**EXTRACT TO READ:**
┄┄┄┄┄┄┄┄┄┄
For StorageMart CEO Mike Burnam, growth is all about reaching “critical mass” and “playing Monopoly.”
In existing markets, the Columbia, MO-based self-storage owner and operator seeks to grow by increasing “critical mass” in existing markets via acquisition or development, Burnam said.
Among the existing markets where StorageMart wants to keep “filling in the blanks,” he said, are Toronto, Canada; Kansas City, MO; Northern California, Minneapolis-St. Paul, MN; Des Moines, IA; and Omaha, NE.
“The more critical mass you have, the more you’re able to spend on IT, the more you can spend on marketing, the more you can spend on getting applications that allow us to do deep data mining,” Burnam said.
As for new markets, StorageMart will enter them “when we have the capability of playing Monopoly,” Burnam said. Of course, the folks at StorageMart aren’t actually buying, selling and trading properties like Boardwalk and Park Place. To Burnam, “playing Monopoly” means assembling a “critical mass” of facilities in a new market to achieve economies of scale in terms of time, talent, capital and digital marketing.
It’s a growth strategy that’s served StorageMart well, as the company approaches the 200-facility mark. Today, StorageMart owns and operates 196 facilities in the U.S., Canada and the United Kingdom.
In late 2016, StorageMart seized an opportunity to achieve “critical mass” in the U.K. with its purchase of a 15-facility portfolio in southeast England — the company’s first foray into Europe.
“Whenever we see a disconnect of 300 to 350 basis points in cap rates on self-storage properties, it almost makes that eight-hour commute to London worth it,” Burnam said.
Hunting for opportunities
In making the U.K. acquisition, he said, StorageMart was being “opportunistic,” enabling the company to go where the best deals are and steering clear of less attractive acquisition opportunities.
“We saw the prices in the U.S. going into the stratosphere. People were paying stupid prices, doing stupid things,” Burnam said.
As of mid-June, StorageMart had five facilities under contract; those acquisitions are set to close in the third quarter of this year. Meanwhile, the company continues to hunt for deals.
“There’s some nice stuff coming on the market right now in middle markets, which is where we like to concentrate, and we’ll be very aggressive on that type of acquisition and let the big boys fight each other and overpay in the top 50 MSAs,” he said.
A family affair
As StorageMart keeps its eye out for acquisition opportunities, it’s getting some high-tech help from a member of the Burnam family. Alex Burnam, son of StorageMart President Cris Burnam, recently joined the family business as senior acquisitions analyst. Alex graduated from Tulane University in 2016 and subsequently went to work for Heitman, a pension fund advisory firm.
┄┄┄┄┄┄┄┄┄┄
**DATA:**
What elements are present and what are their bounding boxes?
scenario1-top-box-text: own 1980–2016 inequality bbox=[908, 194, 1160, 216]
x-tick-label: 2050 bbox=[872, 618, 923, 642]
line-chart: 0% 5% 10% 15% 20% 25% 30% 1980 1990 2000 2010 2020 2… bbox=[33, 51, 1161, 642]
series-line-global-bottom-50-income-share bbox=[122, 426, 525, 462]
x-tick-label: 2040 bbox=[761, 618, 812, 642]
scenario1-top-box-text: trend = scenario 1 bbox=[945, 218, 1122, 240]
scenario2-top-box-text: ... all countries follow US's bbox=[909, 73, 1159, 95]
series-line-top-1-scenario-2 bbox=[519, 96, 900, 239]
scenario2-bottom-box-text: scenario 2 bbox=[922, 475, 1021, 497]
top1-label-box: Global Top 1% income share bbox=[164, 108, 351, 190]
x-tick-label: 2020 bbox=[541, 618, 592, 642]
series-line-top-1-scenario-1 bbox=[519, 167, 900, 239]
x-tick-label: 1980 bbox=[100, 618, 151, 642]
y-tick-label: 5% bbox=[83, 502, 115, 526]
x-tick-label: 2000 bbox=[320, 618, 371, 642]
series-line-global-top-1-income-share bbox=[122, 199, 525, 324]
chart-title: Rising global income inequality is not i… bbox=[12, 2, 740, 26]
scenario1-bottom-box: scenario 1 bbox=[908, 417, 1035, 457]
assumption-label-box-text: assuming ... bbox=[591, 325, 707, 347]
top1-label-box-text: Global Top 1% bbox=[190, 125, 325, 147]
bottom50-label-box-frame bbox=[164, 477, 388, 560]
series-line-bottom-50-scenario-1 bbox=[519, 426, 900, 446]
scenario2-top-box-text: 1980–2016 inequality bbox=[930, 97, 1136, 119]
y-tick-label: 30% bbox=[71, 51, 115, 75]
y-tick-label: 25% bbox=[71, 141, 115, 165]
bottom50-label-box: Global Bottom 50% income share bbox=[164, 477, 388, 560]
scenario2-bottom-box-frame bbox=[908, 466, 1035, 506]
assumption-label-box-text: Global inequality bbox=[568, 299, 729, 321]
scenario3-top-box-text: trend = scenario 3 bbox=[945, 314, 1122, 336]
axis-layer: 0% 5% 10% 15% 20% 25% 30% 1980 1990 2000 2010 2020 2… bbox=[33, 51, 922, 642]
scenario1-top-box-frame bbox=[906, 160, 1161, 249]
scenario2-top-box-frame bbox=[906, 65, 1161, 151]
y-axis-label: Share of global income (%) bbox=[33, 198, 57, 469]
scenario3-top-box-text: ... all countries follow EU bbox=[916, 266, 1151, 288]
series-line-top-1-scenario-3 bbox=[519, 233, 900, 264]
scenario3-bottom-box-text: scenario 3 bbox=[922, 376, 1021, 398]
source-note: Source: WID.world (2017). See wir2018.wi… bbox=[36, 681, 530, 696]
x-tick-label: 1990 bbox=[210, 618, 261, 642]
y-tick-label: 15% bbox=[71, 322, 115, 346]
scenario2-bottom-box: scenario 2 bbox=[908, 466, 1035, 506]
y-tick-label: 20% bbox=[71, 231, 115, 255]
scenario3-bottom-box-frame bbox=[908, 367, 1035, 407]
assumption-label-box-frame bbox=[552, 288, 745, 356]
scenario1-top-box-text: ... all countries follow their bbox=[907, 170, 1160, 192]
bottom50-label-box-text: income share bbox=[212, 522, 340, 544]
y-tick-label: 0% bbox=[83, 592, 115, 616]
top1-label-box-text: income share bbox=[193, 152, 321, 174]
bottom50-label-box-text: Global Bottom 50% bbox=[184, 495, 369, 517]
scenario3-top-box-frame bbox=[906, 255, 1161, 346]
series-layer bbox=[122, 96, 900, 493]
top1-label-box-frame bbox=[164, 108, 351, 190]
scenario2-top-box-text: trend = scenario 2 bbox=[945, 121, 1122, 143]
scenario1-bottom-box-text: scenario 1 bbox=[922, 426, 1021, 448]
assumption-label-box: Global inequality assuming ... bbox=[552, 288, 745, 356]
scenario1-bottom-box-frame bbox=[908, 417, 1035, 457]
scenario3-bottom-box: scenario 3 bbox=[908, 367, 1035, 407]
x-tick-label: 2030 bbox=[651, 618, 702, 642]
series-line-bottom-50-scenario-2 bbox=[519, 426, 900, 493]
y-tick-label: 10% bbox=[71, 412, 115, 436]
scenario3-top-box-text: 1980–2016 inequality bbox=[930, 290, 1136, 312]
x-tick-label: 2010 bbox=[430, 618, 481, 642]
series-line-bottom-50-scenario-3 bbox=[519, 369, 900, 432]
┄┄┄┄┄┄┄┄┄┄
**WHAT YOU ARE ASKED TO DO:** Pick up the article on StorageMart's growth strategy after its last sentence and continue it in the same reporting style.

**ANSWER SECTION:**
Mike Burnam said his nephew is helping bring StorageMart “into the 21st century” by digging into mounds of in-house data to plot facility acquisitions and performance. He called Alex “a breath of fresh air.”
With Alex’s hiring, nine members of the Burnam family are now among the company’s nearly 520 employees, according to Mike Burnam. Family patriarch and StorageMart founder Gordon Burnam still hangs around the company’s headquarters, although he’s no longer active in StorageMart’s operations.
The Burnams co-own StorageMart with the private investment arm of a high-net-worth family in mid-Missouri, and Mike Burnam said the co-owners want the business to remain a family affair.
Been there, done that
In fact, Burnam turns up his nose at the notion of StorageMart going public: “Been there, done that.”
StorageMart’s predecessor, Storage Realty Trust, was a public company from 1994 to 1999, when Public Storage scooped it up in a deal worth about $600 million. StorageMart launched in 1999 with a $100 million infusion from private equity firm Warburg Pincus; the current co-owners bought out Warburg Pincus’ stake in 2006.
Aside from the “been there, done that” mentality about going public, Burnam said the other family involved in the business has a “very, very, very long-term hold strategy” and doesn’t intend to let go of StorageMart.
“We love this business,” Burnam said. “Prior to going public in ’94, we’d been in 42 different businesses; only three have ever made money, and we’re still in two of those.”
Those two businesses? Self-storage and apartments.
Into the future
Looking at the future of the self-storage business, Burnam said StorageMart is contemplating what a 250- or 300-facility company will look like. How big will the HR team need to be? Should staffing increase through in-house hiring or outsourcing? How much more money will need to be earmarked for digital marketing?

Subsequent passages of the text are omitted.